■ Problem requirements ■
Take every line where the string "because" appears and copy it.
— Begin Data for this task —
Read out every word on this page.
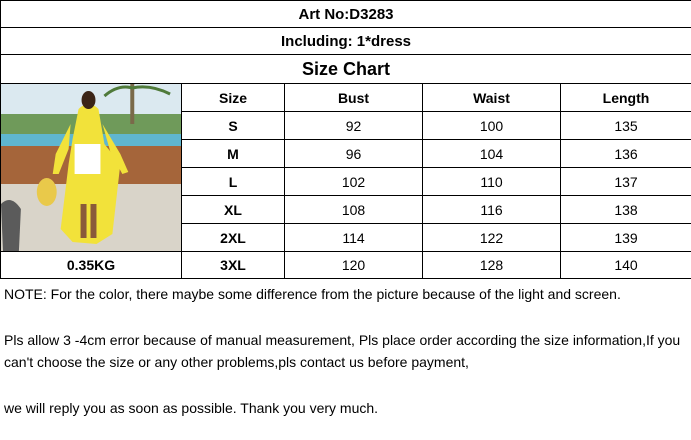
Art No:D3283				
Including: 1*dress				
Size Chart				

	Size	Bust	Waist	Length
	S	92	100	135
	M	96	104	136
	L	102	110	137
	XL	108	116	138
	2XL	114	122	139
0.35KG	3XL	120	128	140

NOTE: For the color, there maybe some difference from the picture because of the light and screen.

Pls allow 3 -4cm error because of manual measurement, Pls place order according the size information,If you can't choose the size or any other problems,pls contact us before payment,

we will reply you as soon as possible. Thank you very much.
— End Data for this task —
■ Solution for this exercise ■
NOTE: For the color, there maybe some difference from the picture because of the light and screen.
Pls allow 3 -4cm error because of manual measurement, Pls place order according the size information,If you can't choose the size or any other problems,pls contact us before payment,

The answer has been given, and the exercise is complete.